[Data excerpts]
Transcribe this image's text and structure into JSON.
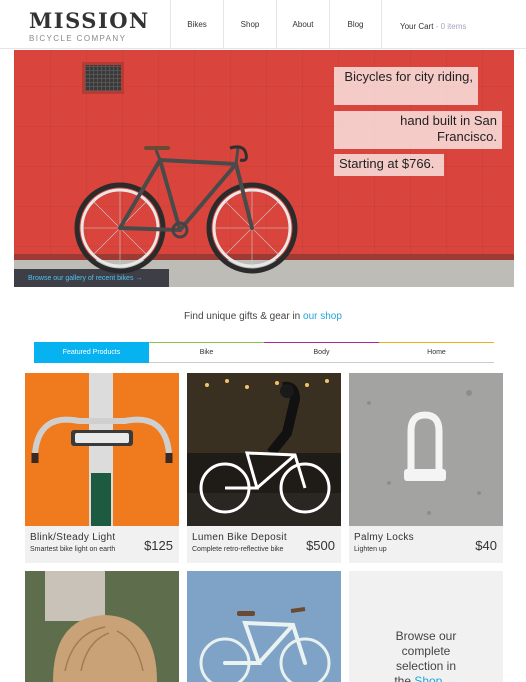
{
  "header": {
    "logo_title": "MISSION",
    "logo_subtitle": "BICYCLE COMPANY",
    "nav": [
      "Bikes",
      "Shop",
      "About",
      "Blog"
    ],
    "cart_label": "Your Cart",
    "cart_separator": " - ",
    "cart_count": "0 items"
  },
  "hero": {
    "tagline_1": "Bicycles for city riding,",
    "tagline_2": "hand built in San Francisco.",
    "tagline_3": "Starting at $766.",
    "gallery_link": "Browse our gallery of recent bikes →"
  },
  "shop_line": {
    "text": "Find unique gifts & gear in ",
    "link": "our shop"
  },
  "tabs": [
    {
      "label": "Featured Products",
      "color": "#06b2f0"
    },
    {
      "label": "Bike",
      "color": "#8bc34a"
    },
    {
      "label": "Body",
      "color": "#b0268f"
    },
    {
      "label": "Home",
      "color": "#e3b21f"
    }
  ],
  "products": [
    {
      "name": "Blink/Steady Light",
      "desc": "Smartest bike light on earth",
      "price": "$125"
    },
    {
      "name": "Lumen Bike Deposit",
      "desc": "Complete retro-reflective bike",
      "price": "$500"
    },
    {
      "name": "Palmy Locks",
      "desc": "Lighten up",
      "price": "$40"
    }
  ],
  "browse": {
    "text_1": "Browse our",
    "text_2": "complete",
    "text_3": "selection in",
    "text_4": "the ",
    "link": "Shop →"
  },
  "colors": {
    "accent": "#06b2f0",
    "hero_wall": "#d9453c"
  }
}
--
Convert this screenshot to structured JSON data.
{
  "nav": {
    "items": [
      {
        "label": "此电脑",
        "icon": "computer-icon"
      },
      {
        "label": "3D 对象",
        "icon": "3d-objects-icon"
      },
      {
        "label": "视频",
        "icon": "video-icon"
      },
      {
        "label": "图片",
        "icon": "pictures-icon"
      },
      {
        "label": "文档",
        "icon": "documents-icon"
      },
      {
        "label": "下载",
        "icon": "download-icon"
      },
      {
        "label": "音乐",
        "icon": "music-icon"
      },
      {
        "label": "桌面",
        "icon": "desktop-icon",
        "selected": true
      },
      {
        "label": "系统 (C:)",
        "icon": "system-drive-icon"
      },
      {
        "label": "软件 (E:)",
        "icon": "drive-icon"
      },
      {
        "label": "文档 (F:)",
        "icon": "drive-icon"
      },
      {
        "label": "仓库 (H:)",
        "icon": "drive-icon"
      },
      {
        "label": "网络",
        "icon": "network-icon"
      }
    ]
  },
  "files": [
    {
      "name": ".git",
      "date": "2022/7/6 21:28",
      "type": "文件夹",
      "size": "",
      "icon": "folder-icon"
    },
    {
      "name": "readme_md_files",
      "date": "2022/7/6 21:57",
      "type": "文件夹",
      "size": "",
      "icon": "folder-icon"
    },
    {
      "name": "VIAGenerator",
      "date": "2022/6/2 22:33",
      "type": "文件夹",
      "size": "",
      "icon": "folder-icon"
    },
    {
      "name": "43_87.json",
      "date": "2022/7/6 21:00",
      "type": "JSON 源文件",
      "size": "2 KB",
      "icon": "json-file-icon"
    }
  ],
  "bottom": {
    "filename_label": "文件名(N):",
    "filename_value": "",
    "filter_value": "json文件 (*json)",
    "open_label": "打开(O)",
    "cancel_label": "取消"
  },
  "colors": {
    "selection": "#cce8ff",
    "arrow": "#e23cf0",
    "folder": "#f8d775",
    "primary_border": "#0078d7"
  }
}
...
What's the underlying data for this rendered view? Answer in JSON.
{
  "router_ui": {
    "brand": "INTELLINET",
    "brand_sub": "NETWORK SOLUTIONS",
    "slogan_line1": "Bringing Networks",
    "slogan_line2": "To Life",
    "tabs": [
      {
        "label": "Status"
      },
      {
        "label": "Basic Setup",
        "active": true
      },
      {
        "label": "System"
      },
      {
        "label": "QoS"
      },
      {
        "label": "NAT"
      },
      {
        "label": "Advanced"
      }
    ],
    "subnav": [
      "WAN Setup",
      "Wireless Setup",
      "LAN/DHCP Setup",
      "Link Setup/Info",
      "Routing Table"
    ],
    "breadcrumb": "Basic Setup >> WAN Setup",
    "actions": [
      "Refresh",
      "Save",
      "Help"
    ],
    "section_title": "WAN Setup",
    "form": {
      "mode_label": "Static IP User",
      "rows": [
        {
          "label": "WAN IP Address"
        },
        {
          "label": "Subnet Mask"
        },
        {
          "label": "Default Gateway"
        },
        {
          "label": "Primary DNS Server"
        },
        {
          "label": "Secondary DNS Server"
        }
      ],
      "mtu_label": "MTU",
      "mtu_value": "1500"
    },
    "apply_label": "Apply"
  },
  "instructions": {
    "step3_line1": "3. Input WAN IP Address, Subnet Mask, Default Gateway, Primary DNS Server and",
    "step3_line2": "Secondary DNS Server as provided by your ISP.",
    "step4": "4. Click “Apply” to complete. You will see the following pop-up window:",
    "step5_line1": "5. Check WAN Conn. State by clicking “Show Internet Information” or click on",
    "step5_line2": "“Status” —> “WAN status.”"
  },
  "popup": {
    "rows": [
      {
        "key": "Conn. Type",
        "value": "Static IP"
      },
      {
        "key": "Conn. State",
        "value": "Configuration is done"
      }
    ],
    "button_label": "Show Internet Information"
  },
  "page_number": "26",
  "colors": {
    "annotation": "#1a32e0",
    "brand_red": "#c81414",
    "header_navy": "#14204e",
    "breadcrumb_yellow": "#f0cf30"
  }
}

> _What to work on_: Search the records for the word "Setup", then list every line that has it.

> _Exercise response_:
        "label": "Basic Setup",
      "WAN Setup",
      "Wireless Setup",
      "LAN/DHCP Setup",
      "Link Setup/Info",
    "breadcrumb": "Basic Setup >> WAN Setup",
    "section_title": "WAN Setup",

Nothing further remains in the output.